-- Begin --
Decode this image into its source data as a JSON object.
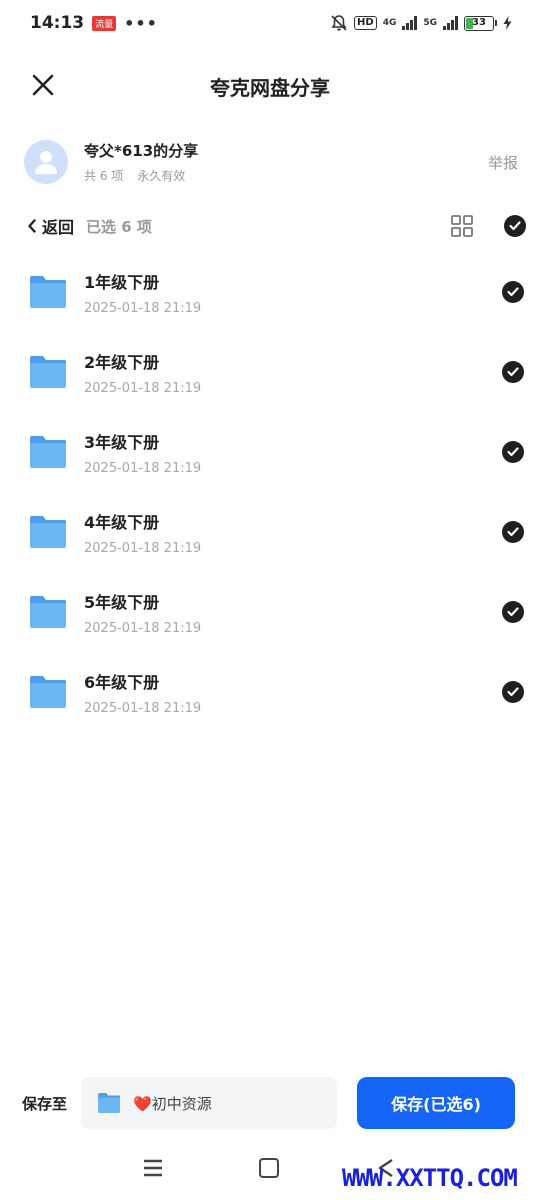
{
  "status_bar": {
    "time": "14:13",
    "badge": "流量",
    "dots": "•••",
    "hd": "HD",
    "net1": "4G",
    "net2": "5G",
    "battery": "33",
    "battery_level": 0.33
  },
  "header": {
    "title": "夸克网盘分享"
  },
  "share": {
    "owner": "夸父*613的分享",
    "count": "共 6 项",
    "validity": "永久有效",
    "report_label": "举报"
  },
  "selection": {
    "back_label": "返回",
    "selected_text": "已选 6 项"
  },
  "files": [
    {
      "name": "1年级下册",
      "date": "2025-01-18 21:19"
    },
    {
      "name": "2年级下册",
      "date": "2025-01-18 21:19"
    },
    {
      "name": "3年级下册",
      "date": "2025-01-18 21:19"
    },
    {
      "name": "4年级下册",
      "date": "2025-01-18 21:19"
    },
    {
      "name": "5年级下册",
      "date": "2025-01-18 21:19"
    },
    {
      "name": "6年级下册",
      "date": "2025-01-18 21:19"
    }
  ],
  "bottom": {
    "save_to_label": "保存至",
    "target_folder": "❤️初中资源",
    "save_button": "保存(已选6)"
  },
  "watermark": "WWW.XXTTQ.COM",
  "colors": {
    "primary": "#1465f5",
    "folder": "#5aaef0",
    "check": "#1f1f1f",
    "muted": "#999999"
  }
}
-- End --
_Do this_: Make an exact copy of the records shown above, without the pictures.

_Response_:
Decode this image into its source data as a JSON object.
{
  "status_bar": {
    "time": "14:13",
    "badge": "流量",
    "dots": "•••",
    "hd": "HD",
    "net1": "4G",
    "net2": "5G",
    "battery": "33",
    "battery_level": 0.33
  },
  "header": {
    "title": "夸克网盘分享"
  },
  "share": {
    "owner": "夸父*613的分享",
    "count": "共 6 项",
    "validity": "永久有效",
    "report_label": "举报"
  },
  "selection": {
    "back_label": "返回",
    "selected_text": "已选 6 项"
  },
  "files": [
    {
      "name": "1年级下册",
      "date": "2025-01-18 21:19"
    },
    {
      "name": "2年级下册",
      "date": "2025-01-18 21:19"
    },
    {
      "name": "3年级下册",
      "date": "2025-01-18 21:19"
    },
    {
      "name": "4年级下册",
      "date": "2025-01-18 21:19"
    },
    {
      "name": "5年级下册",
      "date": "2025-01-18 21:19"
    },
    {
      "name": "6年级下册",
      "date": "2025-01-18 21:19"
    }
  ],
  "bottom": {
    "save_to_label": "保存至",
    "target_folder": "❤️初中资源",
    "save_button": "保存(已选6)"
  },
  "watermark": "WWW.XXTTQ.COM",
  "colors": {
    "primary": "#1465f5",
    "folder": "#5aaef0",
    "check": "#1f1f1f",
    "muted": "#999999"
  }
}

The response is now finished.